── TASK INPUTS ──
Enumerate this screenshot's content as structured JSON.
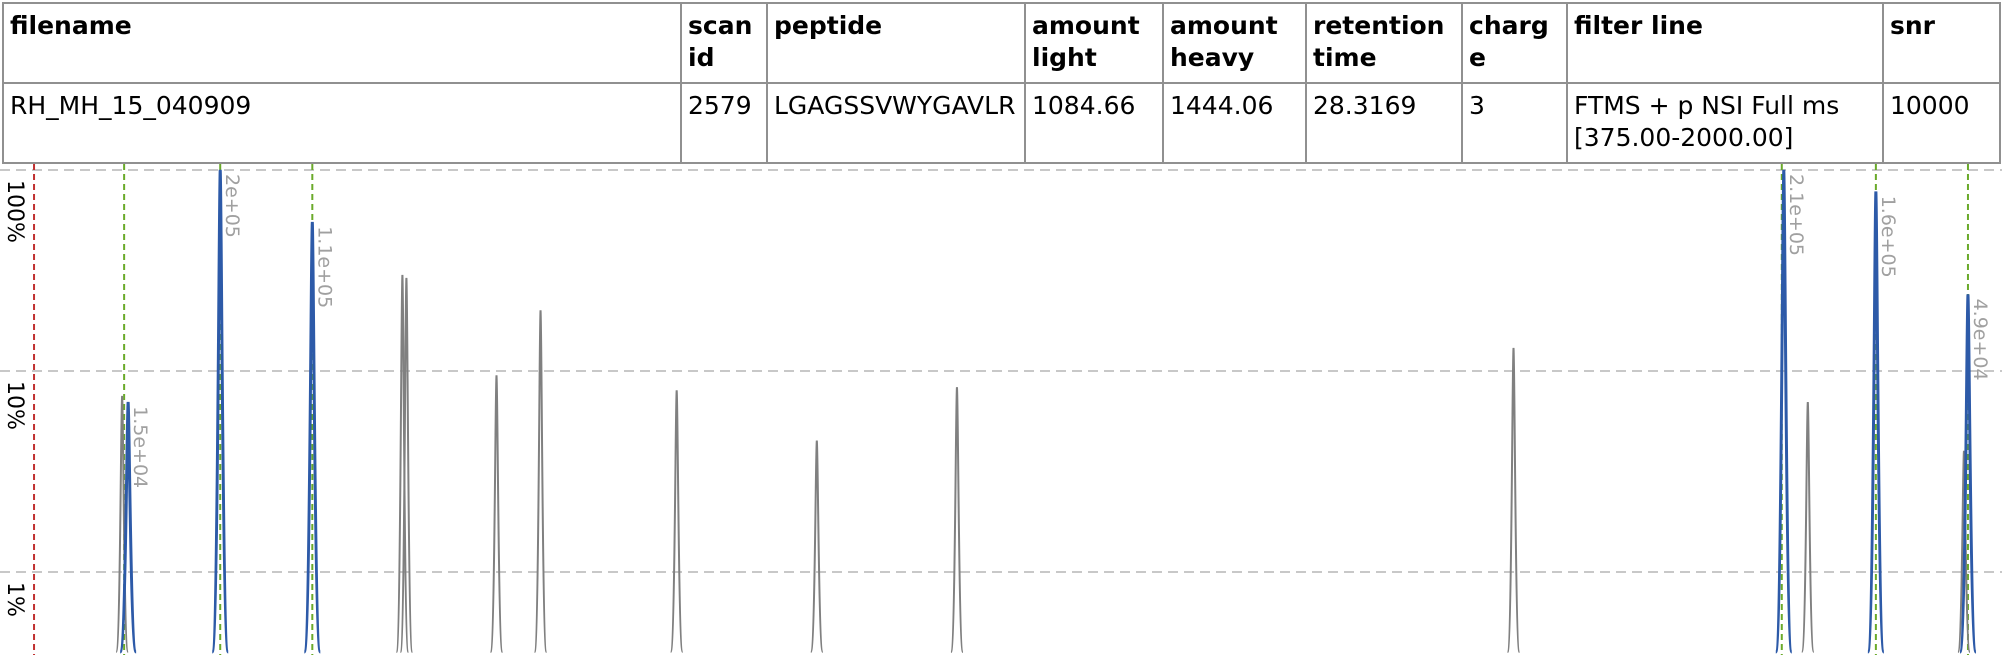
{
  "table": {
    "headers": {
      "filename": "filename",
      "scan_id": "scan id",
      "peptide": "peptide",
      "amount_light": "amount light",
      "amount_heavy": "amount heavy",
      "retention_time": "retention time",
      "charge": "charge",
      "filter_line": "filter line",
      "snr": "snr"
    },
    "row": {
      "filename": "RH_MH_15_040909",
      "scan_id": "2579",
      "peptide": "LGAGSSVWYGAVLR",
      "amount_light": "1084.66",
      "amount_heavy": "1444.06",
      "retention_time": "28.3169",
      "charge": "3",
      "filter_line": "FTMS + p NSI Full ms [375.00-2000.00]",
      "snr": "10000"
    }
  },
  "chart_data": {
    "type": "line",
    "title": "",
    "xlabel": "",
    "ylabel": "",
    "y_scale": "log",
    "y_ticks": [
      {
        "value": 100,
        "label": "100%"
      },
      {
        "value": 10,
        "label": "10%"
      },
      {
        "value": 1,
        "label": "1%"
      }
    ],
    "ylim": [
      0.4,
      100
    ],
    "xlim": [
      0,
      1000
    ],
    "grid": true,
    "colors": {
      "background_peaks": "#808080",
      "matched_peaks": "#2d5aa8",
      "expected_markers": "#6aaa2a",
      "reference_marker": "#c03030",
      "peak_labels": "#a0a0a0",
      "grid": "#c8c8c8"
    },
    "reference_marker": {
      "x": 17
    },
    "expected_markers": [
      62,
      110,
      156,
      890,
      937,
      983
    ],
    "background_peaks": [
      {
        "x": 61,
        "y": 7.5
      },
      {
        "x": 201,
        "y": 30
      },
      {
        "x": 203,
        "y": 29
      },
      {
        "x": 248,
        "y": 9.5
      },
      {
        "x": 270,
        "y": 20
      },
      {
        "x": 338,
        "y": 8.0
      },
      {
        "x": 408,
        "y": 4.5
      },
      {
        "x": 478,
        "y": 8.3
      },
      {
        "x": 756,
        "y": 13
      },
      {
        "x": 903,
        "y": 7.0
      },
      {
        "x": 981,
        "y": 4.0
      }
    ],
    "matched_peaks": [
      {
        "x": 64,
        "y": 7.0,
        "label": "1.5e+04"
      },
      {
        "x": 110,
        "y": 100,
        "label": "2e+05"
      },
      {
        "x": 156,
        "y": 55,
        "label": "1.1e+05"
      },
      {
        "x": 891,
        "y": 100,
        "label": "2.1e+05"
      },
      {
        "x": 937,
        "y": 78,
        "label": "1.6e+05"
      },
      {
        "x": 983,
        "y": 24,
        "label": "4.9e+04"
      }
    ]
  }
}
───
── TASK INPUTS ──
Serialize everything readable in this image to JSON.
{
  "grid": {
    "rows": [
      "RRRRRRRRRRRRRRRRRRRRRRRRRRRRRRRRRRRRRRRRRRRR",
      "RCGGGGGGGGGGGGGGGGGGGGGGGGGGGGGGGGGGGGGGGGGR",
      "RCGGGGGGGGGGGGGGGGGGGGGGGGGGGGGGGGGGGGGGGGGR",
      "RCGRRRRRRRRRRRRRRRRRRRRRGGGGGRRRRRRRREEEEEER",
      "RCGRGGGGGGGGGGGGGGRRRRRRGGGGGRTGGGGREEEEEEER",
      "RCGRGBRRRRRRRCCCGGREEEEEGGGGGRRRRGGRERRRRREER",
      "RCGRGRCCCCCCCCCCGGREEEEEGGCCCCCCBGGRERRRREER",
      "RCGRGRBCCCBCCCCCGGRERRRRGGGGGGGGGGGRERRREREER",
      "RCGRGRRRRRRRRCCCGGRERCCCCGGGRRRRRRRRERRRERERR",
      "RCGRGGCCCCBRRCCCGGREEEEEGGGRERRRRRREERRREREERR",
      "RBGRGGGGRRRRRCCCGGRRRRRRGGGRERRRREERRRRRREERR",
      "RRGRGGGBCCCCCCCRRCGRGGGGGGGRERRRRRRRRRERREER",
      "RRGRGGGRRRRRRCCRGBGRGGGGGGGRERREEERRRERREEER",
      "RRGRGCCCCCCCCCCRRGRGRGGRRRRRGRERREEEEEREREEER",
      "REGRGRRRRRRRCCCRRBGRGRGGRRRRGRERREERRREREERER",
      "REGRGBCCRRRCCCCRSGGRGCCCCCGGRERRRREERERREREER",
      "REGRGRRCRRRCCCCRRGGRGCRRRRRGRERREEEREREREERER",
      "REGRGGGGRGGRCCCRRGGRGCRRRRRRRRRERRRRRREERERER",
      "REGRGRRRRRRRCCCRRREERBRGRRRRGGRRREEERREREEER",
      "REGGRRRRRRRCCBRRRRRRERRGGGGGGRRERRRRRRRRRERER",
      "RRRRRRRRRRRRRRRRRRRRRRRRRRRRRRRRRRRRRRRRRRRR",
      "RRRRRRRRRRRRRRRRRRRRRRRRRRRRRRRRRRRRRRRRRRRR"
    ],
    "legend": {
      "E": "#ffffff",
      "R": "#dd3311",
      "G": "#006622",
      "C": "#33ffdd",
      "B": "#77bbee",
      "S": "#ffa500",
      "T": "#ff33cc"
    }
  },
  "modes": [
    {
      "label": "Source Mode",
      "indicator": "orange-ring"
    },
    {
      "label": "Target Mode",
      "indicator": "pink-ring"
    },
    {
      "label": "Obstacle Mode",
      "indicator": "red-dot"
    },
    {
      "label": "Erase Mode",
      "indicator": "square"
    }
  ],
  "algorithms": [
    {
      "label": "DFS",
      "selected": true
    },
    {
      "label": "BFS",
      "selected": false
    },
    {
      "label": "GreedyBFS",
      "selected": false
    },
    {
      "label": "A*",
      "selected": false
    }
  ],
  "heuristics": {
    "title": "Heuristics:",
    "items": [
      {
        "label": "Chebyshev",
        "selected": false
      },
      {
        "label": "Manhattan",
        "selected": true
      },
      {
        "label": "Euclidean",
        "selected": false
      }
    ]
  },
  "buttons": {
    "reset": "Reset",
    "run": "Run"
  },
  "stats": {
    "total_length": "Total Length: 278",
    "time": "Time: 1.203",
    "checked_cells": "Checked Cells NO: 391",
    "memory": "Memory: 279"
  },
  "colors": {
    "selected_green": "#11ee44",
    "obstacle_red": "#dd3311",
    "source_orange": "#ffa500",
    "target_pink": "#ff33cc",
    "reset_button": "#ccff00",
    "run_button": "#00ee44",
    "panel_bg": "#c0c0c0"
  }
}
───
Lines holding the word "JSON" in the records above: how many are there? Answer with the number only.

2